Your task: Pick out each line of the records in which the word "more" appears.

Excerpted data:

________________________

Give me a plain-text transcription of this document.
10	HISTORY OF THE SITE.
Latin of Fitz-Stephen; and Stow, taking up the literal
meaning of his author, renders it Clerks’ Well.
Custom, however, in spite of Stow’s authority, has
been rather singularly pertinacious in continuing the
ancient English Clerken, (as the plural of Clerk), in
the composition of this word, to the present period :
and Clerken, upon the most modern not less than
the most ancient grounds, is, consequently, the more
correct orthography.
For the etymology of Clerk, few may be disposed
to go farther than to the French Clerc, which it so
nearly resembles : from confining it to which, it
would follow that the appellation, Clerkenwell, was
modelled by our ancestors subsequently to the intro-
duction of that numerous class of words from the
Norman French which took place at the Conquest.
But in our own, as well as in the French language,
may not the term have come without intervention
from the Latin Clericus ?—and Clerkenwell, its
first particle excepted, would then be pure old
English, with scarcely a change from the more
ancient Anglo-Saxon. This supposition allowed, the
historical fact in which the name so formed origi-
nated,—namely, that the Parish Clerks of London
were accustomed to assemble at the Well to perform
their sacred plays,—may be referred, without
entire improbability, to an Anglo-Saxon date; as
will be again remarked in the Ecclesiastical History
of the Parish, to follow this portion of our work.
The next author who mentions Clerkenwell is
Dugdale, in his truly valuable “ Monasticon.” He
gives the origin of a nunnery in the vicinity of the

________________________

Solution:
the most ancient grounds, is, consequently, the more
English, with scarcely a change from the more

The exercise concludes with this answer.